— START Entries provided —
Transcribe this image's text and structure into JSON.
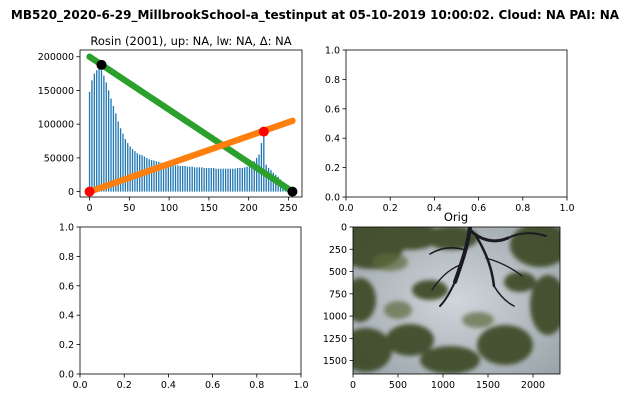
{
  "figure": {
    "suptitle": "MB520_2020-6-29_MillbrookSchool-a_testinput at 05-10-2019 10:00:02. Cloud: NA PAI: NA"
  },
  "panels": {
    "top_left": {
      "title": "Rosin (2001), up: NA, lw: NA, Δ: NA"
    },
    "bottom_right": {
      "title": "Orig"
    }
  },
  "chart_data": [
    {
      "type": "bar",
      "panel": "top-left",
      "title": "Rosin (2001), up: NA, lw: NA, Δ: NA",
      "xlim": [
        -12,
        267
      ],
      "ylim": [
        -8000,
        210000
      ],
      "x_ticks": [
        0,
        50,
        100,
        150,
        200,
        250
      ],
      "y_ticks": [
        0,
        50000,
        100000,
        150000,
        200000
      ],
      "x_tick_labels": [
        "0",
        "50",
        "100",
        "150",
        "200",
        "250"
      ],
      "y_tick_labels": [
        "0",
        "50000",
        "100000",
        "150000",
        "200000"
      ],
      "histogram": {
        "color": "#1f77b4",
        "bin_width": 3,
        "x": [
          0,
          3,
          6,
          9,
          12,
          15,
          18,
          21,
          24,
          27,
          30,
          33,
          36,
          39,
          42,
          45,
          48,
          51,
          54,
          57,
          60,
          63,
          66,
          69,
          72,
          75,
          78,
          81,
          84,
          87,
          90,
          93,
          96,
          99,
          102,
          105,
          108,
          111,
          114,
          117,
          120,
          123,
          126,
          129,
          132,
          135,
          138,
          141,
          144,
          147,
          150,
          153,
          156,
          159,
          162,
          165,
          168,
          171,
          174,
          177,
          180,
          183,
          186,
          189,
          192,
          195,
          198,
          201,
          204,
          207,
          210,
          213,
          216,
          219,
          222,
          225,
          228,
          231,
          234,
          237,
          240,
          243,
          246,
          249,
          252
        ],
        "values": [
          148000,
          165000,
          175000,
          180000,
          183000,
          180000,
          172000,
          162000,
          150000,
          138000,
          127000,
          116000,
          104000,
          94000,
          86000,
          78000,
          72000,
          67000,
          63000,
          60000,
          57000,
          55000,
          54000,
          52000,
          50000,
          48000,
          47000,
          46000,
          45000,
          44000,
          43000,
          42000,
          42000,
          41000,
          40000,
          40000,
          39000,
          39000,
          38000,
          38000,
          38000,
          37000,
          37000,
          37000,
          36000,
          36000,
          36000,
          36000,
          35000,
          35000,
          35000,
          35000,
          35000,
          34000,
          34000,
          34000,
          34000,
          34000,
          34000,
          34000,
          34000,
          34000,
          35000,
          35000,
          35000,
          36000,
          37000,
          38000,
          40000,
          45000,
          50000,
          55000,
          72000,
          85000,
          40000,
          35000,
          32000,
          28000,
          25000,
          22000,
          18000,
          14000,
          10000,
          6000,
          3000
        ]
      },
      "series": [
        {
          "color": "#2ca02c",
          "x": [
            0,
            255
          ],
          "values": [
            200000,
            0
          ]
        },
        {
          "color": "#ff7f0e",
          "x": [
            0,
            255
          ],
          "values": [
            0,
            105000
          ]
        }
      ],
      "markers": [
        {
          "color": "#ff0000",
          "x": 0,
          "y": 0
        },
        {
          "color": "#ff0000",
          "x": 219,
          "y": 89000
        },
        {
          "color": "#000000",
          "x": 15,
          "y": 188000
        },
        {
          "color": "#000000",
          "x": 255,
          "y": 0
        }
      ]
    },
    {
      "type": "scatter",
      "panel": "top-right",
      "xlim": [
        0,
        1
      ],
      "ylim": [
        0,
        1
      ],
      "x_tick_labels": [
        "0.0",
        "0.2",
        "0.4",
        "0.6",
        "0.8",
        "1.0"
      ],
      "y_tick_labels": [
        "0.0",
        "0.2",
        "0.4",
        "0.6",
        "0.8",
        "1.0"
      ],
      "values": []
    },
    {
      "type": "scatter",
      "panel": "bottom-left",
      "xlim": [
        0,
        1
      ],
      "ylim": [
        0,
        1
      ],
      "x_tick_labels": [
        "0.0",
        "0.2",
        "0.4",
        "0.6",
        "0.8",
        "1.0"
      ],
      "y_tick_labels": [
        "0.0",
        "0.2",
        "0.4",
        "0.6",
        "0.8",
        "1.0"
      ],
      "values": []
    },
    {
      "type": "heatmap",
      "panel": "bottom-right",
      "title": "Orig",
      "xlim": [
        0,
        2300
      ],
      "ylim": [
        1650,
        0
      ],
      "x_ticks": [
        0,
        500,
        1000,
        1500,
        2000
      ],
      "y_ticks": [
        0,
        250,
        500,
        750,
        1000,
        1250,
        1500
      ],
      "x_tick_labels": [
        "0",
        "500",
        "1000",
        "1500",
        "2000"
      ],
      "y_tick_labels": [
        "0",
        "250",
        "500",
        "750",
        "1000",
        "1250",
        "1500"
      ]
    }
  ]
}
— END Entries provided —
— START Entries provided —
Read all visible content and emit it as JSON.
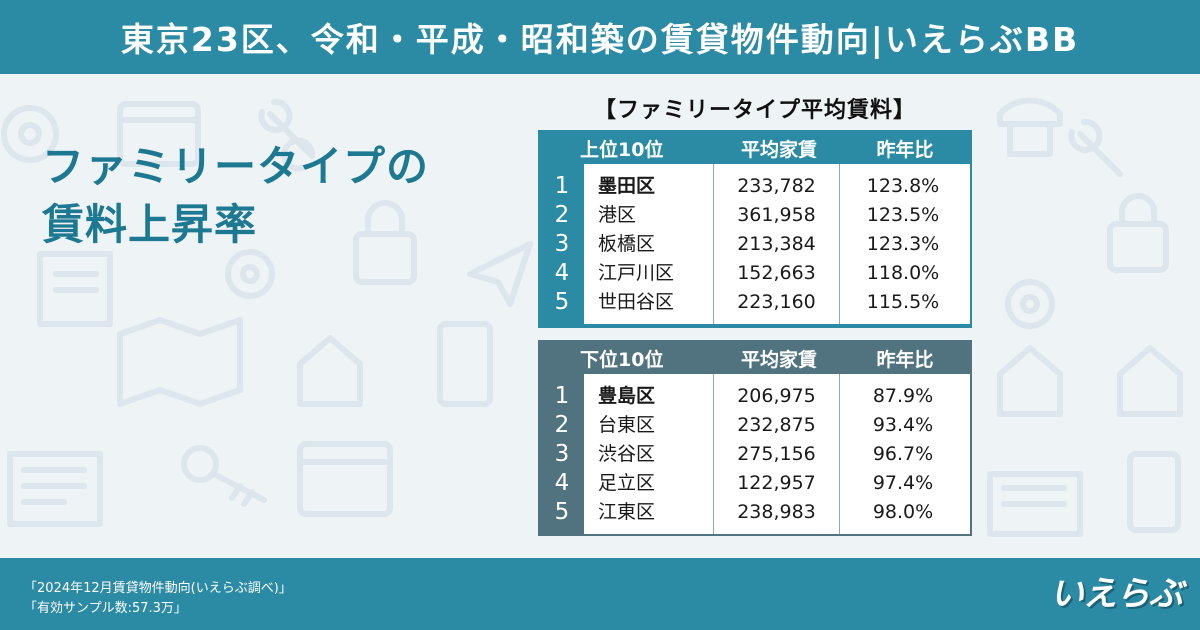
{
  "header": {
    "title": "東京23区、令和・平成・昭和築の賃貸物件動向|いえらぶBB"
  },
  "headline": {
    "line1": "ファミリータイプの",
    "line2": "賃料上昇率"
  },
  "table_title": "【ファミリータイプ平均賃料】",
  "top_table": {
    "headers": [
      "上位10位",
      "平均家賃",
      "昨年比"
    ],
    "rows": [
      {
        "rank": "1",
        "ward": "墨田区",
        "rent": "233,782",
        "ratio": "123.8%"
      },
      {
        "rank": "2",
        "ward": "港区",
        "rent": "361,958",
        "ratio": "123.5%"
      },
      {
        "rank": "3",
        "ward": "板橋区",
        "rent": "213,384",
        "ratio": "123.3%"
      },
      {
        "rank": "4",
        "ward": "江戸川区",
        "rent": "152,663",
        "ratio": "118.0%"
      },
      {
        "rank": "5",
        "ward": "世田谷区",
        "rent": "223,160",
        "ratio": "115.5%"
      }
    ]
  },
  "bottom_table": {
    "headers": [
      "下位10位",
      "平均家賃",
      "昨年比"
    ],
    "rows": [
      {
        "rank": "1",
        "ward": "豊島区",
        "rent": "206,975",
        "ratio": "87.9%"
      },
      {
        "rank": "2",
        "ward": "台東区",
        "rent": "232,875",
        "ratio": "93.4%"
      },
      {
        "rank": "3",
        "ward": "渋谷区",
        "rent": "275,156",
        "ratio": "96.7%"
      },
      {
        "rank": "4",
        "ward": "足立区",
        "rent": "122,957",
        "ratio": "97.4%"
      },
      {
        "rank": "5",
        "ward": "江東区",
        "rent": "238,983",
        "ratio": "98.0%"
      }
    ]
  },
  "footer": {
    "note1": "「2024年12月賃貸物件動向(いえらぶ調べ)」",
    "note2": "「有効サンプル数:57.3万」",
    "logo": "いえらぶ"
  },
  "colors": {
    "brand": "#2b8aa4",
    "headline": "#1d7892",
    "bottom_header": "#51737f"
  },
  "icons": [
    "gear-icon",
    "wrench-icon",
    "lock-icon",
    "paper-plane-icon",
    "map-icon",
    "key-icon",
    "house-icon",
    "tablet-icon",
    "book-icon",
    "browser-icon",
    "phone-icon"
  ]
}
— END Entries provided —
Find the lines containing "JSON" and list every one of them.

Transcribe this image's text and structure into JSON.
Read all visible content and emit it as JSON.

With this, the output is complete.